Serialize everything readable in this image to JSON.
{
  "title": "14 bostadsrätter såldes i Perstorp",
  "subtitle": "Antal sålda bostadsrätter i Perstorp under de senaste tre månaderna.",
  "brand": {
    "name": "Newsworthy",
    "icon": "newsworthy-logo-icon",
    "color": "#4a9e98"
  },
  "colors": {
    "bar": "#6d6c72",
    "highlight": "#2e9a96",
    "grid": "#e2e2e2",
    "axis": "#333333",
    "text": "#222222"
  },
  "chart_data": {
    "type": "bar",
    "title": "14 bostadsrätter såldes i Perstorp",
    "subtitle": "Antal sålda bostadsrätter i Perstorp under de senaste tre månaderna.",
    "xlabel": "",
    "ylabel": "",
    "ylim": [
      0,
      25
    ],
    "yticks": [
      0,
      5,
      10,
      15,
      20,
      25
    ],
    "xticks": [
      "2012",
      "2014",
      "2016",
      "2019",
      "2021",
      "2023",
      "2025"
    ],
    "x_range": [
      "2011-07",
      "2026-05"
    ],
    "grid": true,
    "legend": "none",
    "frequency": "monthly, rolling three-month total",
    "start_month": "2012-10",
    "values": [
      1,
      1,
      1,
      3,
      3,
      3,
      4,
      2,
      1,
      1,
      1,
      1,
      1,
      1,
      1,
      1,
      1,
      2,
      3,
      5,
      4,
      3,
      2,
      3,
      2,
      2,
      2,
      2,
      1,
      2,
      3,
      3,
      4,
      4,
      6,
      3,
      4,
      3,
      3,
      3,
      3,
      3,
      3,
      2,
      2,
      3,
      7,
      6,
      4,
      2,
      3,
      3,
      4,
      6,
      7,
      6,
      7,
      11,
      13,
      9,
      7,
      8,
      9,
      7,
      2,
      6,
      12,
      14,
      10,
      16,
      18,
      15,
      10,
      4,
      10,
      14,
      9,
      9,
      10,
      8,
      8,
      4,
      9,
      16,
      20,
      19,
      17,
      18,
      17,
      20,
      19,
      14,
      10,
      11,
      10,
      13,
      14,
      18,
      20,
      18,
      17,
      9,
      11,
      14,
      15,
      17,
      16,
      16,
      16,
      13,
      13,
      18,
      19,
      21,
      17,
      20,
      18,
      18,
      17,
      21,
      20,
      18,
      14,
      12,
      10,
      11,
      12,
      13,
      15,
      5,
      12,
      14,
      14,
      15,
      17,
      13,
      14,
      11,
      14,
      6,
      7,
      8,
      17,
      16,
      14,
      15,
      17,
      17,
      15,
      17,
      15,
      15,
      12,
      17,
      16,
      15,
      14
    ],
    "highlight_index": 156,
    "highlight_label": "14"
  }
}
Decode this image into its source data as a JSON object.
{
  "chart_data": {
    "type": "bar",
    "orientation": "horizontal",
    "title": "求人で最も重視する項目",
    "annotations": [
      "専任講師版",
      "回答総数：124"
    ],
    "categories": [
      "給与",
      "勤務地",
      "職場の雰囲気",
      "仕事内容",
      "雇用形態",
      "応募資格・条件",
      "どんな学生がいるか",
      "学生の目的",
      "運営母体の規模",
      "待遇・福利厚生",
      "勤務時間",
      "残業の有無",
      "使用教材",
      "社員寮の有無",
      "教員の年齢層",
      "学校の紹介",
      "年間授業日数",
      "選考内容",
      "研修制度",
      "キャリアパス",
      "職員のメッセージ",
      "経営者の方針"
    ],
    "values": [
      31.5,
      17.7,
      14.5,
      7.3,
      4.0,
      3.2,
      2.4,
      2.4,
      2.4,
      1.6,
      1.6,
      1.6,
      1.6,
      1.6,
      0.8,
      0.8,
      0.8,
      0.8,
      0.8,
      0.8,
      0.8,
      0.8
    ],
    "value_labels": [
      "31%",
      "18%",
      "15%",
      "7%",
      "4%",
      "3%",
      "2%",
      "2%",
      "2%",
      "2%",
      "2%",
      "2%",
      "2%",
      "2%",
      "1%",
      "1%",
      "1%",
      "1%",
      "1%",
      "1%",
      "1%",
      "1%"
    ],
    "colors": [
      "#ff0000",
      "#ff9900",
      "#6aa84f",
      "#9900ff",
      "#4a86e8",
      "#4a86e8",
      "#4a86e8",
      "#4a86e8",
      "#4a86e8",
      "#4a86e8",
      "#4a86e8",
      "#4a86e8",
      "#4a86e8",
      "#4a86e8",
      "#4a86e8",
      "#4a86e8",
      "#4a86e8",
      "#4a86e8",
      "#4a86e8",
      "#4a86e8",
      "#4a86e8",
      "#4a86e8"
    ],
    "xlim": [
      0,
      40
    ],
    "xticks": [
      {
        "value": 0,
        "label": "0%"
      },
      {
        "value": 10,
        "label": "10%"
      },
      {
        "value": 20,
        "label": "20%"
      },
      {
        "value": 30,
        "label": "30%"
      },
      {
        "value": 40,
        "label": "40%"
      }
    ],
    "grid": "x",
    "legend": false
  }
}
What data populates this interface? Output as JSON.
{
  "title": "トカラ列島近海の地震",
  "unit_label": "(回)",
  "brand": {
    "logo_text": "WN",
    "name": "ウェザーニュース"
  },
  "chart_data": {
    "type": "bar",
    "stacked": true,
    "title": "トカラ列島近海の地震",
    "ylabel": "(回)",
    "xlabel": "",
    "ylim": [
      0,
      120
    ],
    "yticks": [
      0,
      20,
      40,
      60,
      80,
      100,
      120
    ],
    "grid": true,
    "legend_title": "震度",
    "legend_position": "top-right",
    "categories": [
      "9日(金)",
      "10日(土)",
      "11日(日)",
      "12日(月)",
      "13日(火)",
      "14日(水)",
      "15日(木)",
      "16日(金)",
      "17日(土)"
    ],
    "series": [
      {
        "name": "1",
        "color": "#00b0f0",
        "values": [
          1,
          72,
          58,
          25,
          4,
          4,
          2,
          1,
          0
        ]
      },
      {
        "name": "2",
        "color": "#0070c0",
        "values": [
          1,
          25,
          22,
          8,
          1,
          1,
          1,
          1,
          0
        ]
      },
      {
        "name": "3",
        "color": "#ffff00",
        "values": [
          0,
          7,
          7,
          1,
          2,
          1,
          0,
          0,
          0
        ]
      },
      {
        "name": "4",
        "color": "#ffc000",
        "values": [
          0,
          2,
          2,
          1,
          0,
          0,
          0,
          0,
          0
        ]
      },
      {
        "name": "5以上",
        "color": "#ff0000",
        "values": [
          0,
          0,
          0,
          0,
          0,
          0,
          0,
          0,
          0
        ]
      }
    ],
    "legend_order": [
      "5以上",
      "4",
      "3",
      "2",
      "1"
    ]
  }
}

= = = =

● **STATED PROBLEM**
From the records above, extract each line exactly as shown.

● **THE RESULT**
Serialize everything readable in this image to JSON.
{
  "title": "14 bostadsrätter såldes i Perstorp",
  "subtitle": "Antal sålda bostadsrätter i Perstorp under de senaste tre månaderna.",
  "brand": {
    "name": "Newsworthy",
    "icon": "newsworthy-logo-icon",
    "color": "#4a9e98"
  },
  "colors": {
    "bar": "#6d6c72",
    "highlight": "#2e9a96",
    "grid": "#e2e2e2",
    "axis": "#333333",
    "text": "#222222"
  },
  "chart_data": {
    "type": "bar",
    "title": "14 bostadsrätter såldes i Perstorp",
    "subtitle": "Antal sålda bostadsrätter i Perstorp under de senaste tre månaderna.",
    "xlabel": "",
    "ylabel": "",
    "ylim": [
      0,
      25
    ],
    "yticks": [
      0,
      5,
      10,
      15,
      20,
      25
    ],
    "xticks": [
      "2012",
      "2014",
      "2016",
      "2019",
      "2021",
      "2023",
      "2025"
    ],
    "x_range": [
      "2011-07",
      "2026-05"
    ],
    "grid": true,
    "legend": "none",
    "frequency": "monthly, rolling three-month total",
    "start_month": "2012-10",
    "values": [
      1,
      1,
      1,
      3,
      3,
      3,
      4,
      2,
      1,
      1,
      1,
      1,
      1,
      1,
      1,
      1,
      1,
      2,
      3,
      5,
      4,
      3,
      2,
      3,
      2,
      2,
      2,
      2,
      1,
      2,
      3,
      3,
      4,
      4,
      6,
      3,
      4,
      3,
      3,
      3,
      3,
      3,
      3,
      2,
      2,
      3,
      7,
      6,
      4,
      2,
      3,
      3,
      4,
      6,
      7,
      6,
      7,
      11,
      13,
      9,
      7,
      8,
      9,
      7,
      2,
      6,
      12,
      14,
      10,
      16,
      18,
      15,
      10,
      4,
      10,
      14,
      9,
      9,
      10,
      8,
      8,
      4,
      9,
      16,
      20,
      19,
      17,
      18,
      17,
      20,
      19,
      14,
      10,
      11,
      10,
      13,
      14,
      18,
      20,
      18,
      17,
      9,
      11,
      14,
      15,
      17,
      16,
      16,
      16,
      13,
      13,
      18,
      19,
      21,
      17,
      20,
      18,
      18,
      17,
      21,
      20,
      18,
      14,
      12,
      10,
      11,
      12,
      13,
      15,
      5,
      12,
      14,
      14,
      15,
      17,
      13,
      14,
      11,
      14,
      6,
      7,
      8,
      17,
      16,
      14,
      15,
      17,
      17,
      15,
      17,
      15,
      15,
      12,
      17,
      16,
      15,
      14
    ],
    "highlight_index": 156,
    "highlight_label": "14"
  }
}
Decode this image into its source data as a JSON object.
{
  "chart_data": {
    "type": "bar",
    "orientation": "horizontal",
    "title": "求人で最も重視する項目",
    "annotations": [
      "専任講師版",
      "回答総数：124"
    ],
    "categories": [
      "給与",
      "勤務地",
      "職場の雰囲気",
      "仕事内容",
      "雇用形態",
      "応募資格・条件",
      "どんな学生がいるか",
      "学生の目的",
      "運営母体の規模",
      "待遇・福利厚生",
      "勤務時間",
      "残業の有無",
      "使用教材",
      "社員寮の有無",
      "教員の年齢層",
      "学校の紹介",
      "年間授業日数",
      "選考内容",
      "研修制度",
      "キャリアパス",
      "職員のメッセージ",
      "経営者の方針"
    ],
    "values": [
      31.5,
      17.7,
      14.5,
      7.3,
      4.0,
      3.2,
      2.4,
      2.4,
      2.4,
      1.6,
      1.6,
      1.6,
      1.6,
      1.6,
      0.8,
      0.8,
      0.8,
      0.8,
      0.8,
      0.8,
      0.8,
      0.8
    ],
    "value_labels": [
      "31%",
      "18%",
      "15%",
      "7%",
      "4%",
      "3%",
      "2%",
      "2%",
      "2%",
      "2%",
      "2%",
      "2%",
      "2%",
      "2%",
      "1%",
      "1%",
      "1%",
      "1%",
      "1%",
      "1%",
      "1%",
      "1%"
    ],
    "colors": [
      "#ff0000",
      "#ff9900",
      "#6aa84f",
      "#9900ff",
      "#4a86e8",
      "#4a86e8",
      "#4a86e8",
      "#4a86e8",
      "#4a86e8",
      "#4a86e8",
      "#4a86e8",
      "#4a86e8",
      "#4a86e8",
      "#4a86e8",
      "#4a86e8",
      "#4a86e8",
      "#4a86e8",
      "#4a86e8",
      "#4a86e8",
      "#4a86e8",
      "#4a86e8",
      "#4a86e8"
    ],
    "xlim": [
      0,
      40
    ],
    "xticks": [
      {
        "value": 0,
        "label": "0%"
      },
      {
        "value": 10,
        "label": "10%"
      },
      {
        "value": 20,
        "label": "20%"
      },
      {
        "value": 30,
        "label": "30%"
      },
      {
        "value": 40,
        "label": "40%"
      }
    ],
    "grid": "x",
    "legend": false
  }
}
What data populates this interface? Output as JSON.
{
  "title": "トカラ列島近海の地震",
  "unit_label": "(回)",
  "brand": {
    "logo_text": "WN",
    "name": "ウェザーニュース"
  },
  "chart_data": {
    "type": "bar",
    "stacked": true,
    "title": "トカラ列島近海の地震",
    "ylabel": "(回)",
    "xlabel": "",
    "ylim": [
      0,
      120
    ],
    "yticks": [
      0,
      20,
      40,
      60,
      80,
      100,
      120
    ],
    "grid": true,
    "legend_title": "震度",
    "legend_position": "top-right",
    "categories": [
      "9日(金)",
      "10日(土)",
      "11日(日)",
      "12日(月)",
      "13日(火)",
      "14日(水)",
      "15日(木)",
      "16日(金)",
      "17日(土)"
    ],
    "series": [
      {
        "name": "1",
        "color": "#00b0f0",
        "values": [
          1,
          72,
          58,
          25,
          4,
          4,
          2,
          1,
          0
        ]
      },
      {
        "name": "2",
        "color": "#0070c0",
        "values": [
          1,
          25,
          22,
          8,
          1,
          1,
          1,
          1,
          0
        ]
      },
      {
        "name": "3",
        "color": "#ffff00",
        "values": [
          0,
          7,
          7,
          1,
          2,
          1,
          0,
          0,
          0
        ]
      },
      {
        "name": "4",
        "color": "#ffc000",
        "values": [
          0,
          2,
          2,
          1,
          0,
          0,
          0,
          0,
          0
        ]
      },
      {
        "name": "5以上",
        "color": "#ff0000",
        "values": [
          0,
          0,
          0,
          0,
          0,
          0,
          0,
          0,
          0
        ]
      }
    ],
    "legend_order": [
      "5以上",
      "4",
      "3",
      "2",
      "1"
    ]
  }
}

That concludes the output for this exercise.